Problem description: Write out the data again exactly, skipping every picture.

============================================================

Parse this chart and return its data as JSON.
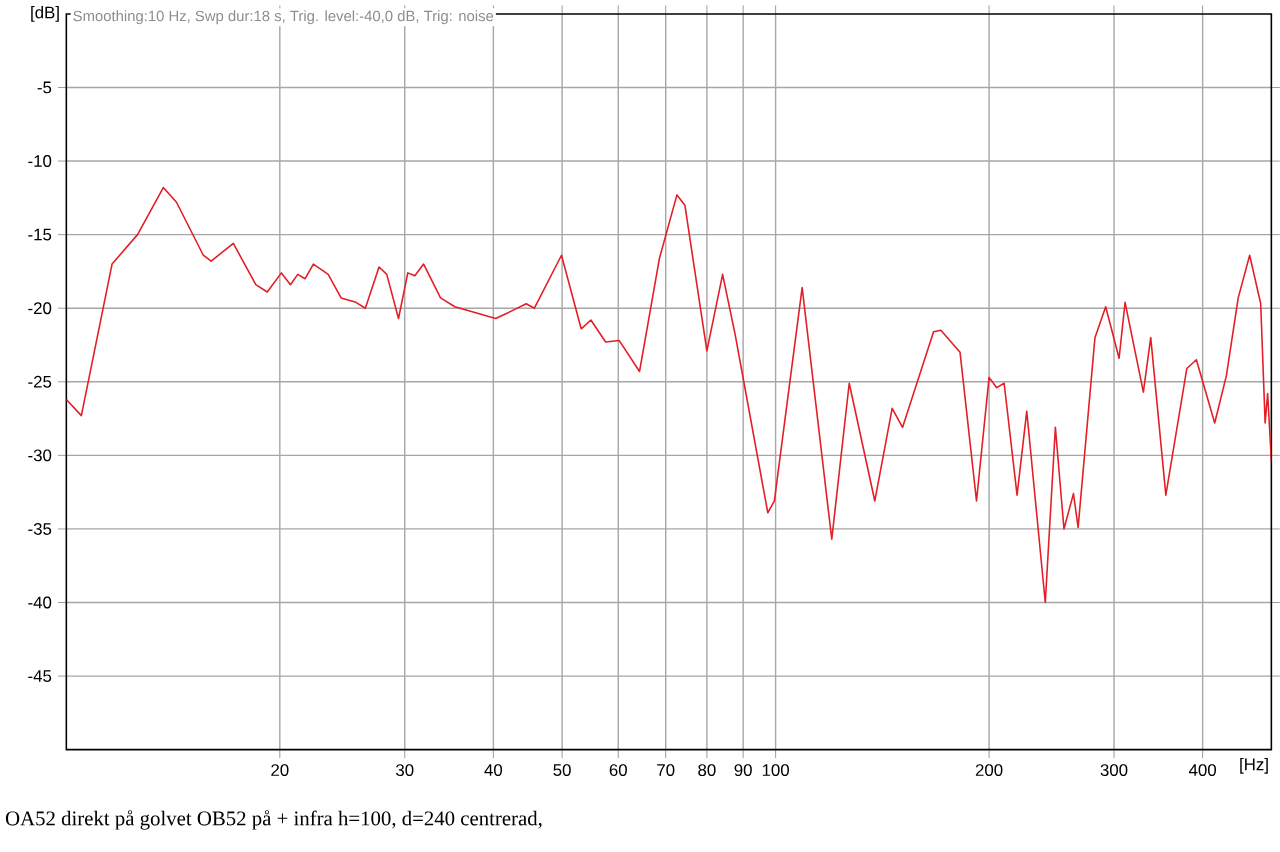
{
  "chart_data": {
    "type": "line",
    "xlabel": "[Hz]",
    "ylabel": "[dB]",
    "annotations": [
      "Smoothing:10 Hz, Swp dur:18 s, Trig. level:-40,0 dB, Trig: noise",
      "OA52 direkt på golvet  OB52 på + infra    h=100, d=240 centrerad,"
    ],
    "log": "x",
    "grid": true,
    "xlim": [
      10,
      500
    ],
    "ylim": [
      -50,
      0
    ],
    "xticks": [
      20,
      30,
      40,
      50,
      60,
      70,
      80,
      90,
      100,
      200,
      300,
      400
    ],
    "yticks": [
      -45,
      -40,
      -35,
      -30,
      -25,
      -20,
      -15,
      -10,
      -5
    ],
    "series": [
      {
        "color": "#e41e26",
        "x": [
          10,
          10.5,
          11.6,
          12.6,
          13.7,
          14.3,
          15.6,
          16.0,
          17.2,
          18.5,
          19.2,
          20.1,
          20.7,
          21.2,
          21.7,
          22.3,
          23.4,
          24.4,
          25.6,
          26.4,
          27.6,
          28.3,
          29.4,
          30.3,
          31,
          31.9,
          33.7,
          35.3,
          40.3,
          42.4,
          44.5,
          45.7,
          49.9,
          53.2,
          54.9,
          57.6,
          60.2,
          64.3,
          68.6,
          72.6,
          74.5,
          80.0,
          84.2,
          87.7,
          97.5,
          99.6,
          109,
          120,
          127,
          138,
          146,
          151,
          167,
          171,
          182,
          192,
          200,
          205,
          210,
          219,
          226,
          240,
          248,
          255,
          263,
          267,
          282,
          292,
          305,
          311,
          330,
          338,
          355,
          380,
          392,
          416,
          432,
          449,
          466,
          483,
          490,
          494,
          500
        ],
        "values": [
          -26.2,
          -27.3,
          -17.0,
          -15.0,
          -11.8,
          -12.8,
          -16.4,
          -16.8,
          -15.6,
          -18.4,
          -18.9,
          -17.6,
          -18.4,
          -17.7,
          -18.0,
          -17.0,
          -17.7,
          -19.3,
          -19.6,
          -20.0,
          -17.2,
          -17.7,
          -20.7,
          -17.6,
          -17.8,
          -17.0,
          -19.3,
          -19.9,
          -20.7,
          -20.2,
          -19.7,
          -20.0,
          -16.4,
          -21.4,
          -20.8,
          -22.3,
          -22.2,
          -24.3,
          -16.6,
          -12.3,
          -13.0,
          -22.9,
          -17.7,
          -21.8,
          -33.9,
          -33.1,
          -18.6,
          -35.7,
          -25.1,
          -33.1,
          -26.8,
          -28.1,
          -21.6,
          -21.5,
          -23.0,
          -33.1,
          -24.7,
          -25.4,
          -25.1,
          -32.7,
          -27.0,
          -40.0,
          -28.1,
          -35.0,
          -32.6,
          -34.9,
          -22.0,
          -19.9,
          -23.4,
          -19.6,
          -25.7,
          -22.0,
          -32.7,
          -24.1,
          -23.5,
          -27.8,
          -24.6,
          -19.3,
          -16.4,
          -19.7,
          -27.8,
          -25.8,
          -30.4
        ]
      }
    ]
  }
}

============================================================

The answer:
Parse this chart and return its data as JSON.
{
  "chart_data": {
    "type": "line",
    "xlabel": "[Hz]",
    "ylabel": "[dB]",
    "annotations": [
      "Smoothing:10 Hz, Swp dur:18 s, Trig. level:-40,0 dB, Trig: noise",
      "OA52 direkt på golvet  OB52 på + infra    h=100, d=240 centrerad,"
    ],
    "log": "x",
    "grid": true,
    "xlim": [
      10,
      500
    ],
    "ylim": [
      -50,
      0
    ],
    "xticks": [
      20,
      30,
      40,
      50,
      60,
      70,
      80,
      90,
      100,
      200,
      300,
      400
    ],
    "yticks": [
      -45,
      -40,
      -35,
      -30,
      -25,
      -20,
      -15,
      -10,
      -5
    ],
    "series": [
      {
        "color": "#e41e26",
        "x": [
          10,
          10.5,
          11.6,
          12.6,
          13.7,
          14.3,
          15.6,
          16.0,
          17.2,
          18.5,
          19.2,
          20.1,
          20.7,
          21.2,
          21.7,
          22.3,
          23.4,
          24.4,
          25.6,
          26.4,
          27.6,
          28.3,
          29.4,
          30.3,
          31,
          31.9,
          33.7,
          35.3,
          40.3,
          42.4,
          44.5,
          45.7,
          49.9,
          53.2,
          54.9,
          57.6,
          60.2,
          64.3,
          68.6,
          72.6,
          74.5,
          80.0,
          84.2,
          87.7,
          97.5,
          99.6,
          109,
          120,
          127,
          138,
          146,
          151,
          167,
          171,
          182,
          192,
          200,
          205,
          210,
          219,
          226,
          240,
          248,
          255,
          263,
          267,
          282,
          292,
          305,
          311,
          330,
          338,
          355,
          380,
          392,
          416,
          432,
          449,
          466,
          483,
          490,
          494,
          500
        ],
        "values": [
          -26.2,
          -27.3,
          -17.0,
          -15.0,
          -11.8,
          -12.8,
          -16.4,
          -16.8,
          -15.6,
          -18.4,
          -18.9,
          -17.6,
          -18.4,
          -17.7,
          -18.0,
          -17.0,
          -17.7,
          -19.3,
          -19.6,
          -20.0,
          -17.2,
          -17.7,
          -20.7,
          -17.6,
          -17.8,
          -17.0,
          -19.3,
          -19.9,
          -20.7,
          -20.2,
          -19.7,
          -20.0,
          -16.4,
          -21.4,
          -20.8,
          -22.3,
          -22.2,
          -24.3,
          -16.6,
          -12.3,
          -13.0,
          -22.9,
          -17.7,
          -21.8,
          -33.9,
          -33.1,
          -18.6,
          -35.7,
          -25.1,
          -33.1,
          -26.8,
          -28.1,
          -21.6,
          -21.5,
          -23.0,
          -33.1,
          -24.7,
          -25.4,
          -25.1,
          -32.7,
          -27.0,
          -40.0,
          -28.1,
          -35.0,
          -32.6,
          -34.9,
          -22.0,
          -19.9,
          -23.4,
          -19.6,
          -25.7,
          -22.0,
          -32.7,
          -24.1,
          -23.5,
          -27.8,
          -24.6,
          -19.3,
          -16.4,
          -19.7,
          -27.8,
          -25.8,
          -30.4
        ]
      }
    ]
  }
}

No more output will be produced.